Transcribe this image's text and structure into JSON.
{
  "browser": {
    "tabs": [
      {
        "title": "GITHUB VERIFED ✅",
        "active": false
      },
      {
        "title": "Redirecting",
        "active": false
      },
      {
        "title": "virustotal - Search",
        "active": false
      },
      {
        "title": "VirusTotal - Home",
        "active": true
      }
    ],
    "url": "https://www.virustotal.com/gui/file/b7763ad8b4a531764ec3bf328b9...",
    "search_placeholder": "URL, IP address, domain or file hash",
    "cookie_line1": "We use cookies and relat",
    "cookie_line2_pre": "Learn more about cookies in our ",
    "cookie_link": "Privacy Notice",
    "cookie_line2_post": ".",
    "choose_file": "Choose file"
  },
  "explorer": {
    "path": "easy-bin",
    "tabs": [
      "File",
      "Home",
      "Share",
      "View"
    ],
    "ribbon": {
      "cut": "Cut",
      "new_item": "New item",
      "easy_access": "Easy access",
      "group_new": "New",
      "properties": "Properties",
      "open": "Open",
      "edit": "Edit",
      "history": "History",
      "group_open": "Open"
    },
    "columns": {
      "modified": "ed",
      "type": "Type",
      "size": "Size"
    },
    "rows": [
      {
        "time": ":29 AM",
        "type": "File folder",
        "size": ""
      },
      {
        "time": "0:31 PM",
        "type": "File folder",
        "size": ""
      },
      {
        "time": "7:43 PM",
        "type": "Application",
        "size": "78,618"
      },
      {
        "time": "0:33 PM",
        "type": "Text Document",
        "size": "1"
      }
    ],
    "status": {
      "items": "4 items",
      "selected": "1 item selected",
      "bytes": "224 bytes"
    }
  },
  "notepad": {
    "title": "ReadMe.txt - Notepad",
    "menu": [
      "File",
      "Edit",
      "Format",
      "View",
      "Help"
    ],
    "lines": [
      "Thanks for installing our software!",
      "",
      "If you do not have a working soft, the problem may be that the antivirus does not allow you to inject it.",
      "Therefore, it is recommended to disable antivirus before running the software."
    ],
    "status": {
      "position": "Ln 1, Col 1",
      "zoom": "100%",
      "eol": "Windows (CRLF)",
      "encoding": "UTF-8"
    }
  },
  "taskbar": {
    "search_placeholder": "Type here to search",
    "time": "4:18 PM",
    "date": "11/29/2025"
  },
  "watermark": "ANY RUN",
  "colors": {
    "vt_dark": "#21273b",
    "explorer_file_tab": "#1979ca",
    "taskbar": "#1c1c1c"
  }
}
- - - - - - -
#### Exercise:
Please write out every line of the data exactly.

#### Answer to this task:
Transcribe this image's text and structure into JSON.
{
  "browser": {
    "tabs": [
      {
        "title": "GITHUB VERIFED ✅",
        "active": false
      },
      {
        "title": "Redirecting",
        "active": false
      },
      {
        "title": "virustotal - Search",
        "active": false
      },
      {
        "title": "VirusTotal - Home",
        "active": true
      }
    ],
    "url": "https://www.virustotal.com/gui/file/b7763ad8b4a531764ec3bf328b9...",
    "search_placeholder": "URL, IP address, domain or file hash",
    "cookie_line1": "We use cookies and relat",
    "cookie_line2_pre": "Learn more about cookies in our ",
    "cookie_link": "Privacy Notice",
    "cookie_line2_post": ".",
    "choose_file": "Choose file"
  },
  "explorer": {
    "path": "easy-bin",
    "tabs": [
      "File",
      "Home",
      "Share",
      "View"
    ],
    "ribbon": {
      "cut": "Cut",
      "new_item": "New item",
      "easy_access": "Easy access",
      "group_new": "New",
      "properties": "Properties",
      "open": "Open",
      "edit": "Edit",
      "history": "History",
      "group_open": "Open"
    },
    "columns": {
      "modified": "ed",
      "type": "Type",
      "size": "Size"
    },
    "rows": [
      {
        "time": ":29 AM",
        "type": "File folder",
        "size": ""
      },
      {
        "time": "0:31 PM",
        "type": "File folder",
        "size": ""
      },
      {
        "time": "7:43 PM",
        "type": "Application",
        "size": "78,618"
      },
      {
        "time": "0:33 PM",
        "type": "Text Document",
        "size": "1"
      }
    ],
    "status": {
      "items": "4 items",
      "selected": "1 item selected",
      "bytes": "224 bytes"
    }
  },
  "notepad": {
    "title": "ReadMe.txt - Notepad",
    "menu": [
      "File",
      "Edit",
      "Format",
      "View",
      "Help"
    ],
    "lines": [
      "Thanks for installing our software!",
      "",
      "If you do not have a working soft, the problem may be that the antivirus does not allow you to inject it.",
      "Therefore, it is recommended to disable antivirus before running the software."
    ],
    "status": {
      "position": "Ln 1, Col 1",
      "zoom": "100%",
      "eol": "Windows (CRLF)",
      "encoding": "UTF-8"
    }
  },
  "taskbar": {
    "search_placeholder": "Type here to search",
    "time": "4:18 PM",
    "date": "11/29/2025"
  },
  "watermark": "ANY RUN",
  "colors": {
    "vt_dark": "#21273b",
    "explorer_file_tab": "#1979ca",
    "taskbar": "#1c1c1c"
  }
}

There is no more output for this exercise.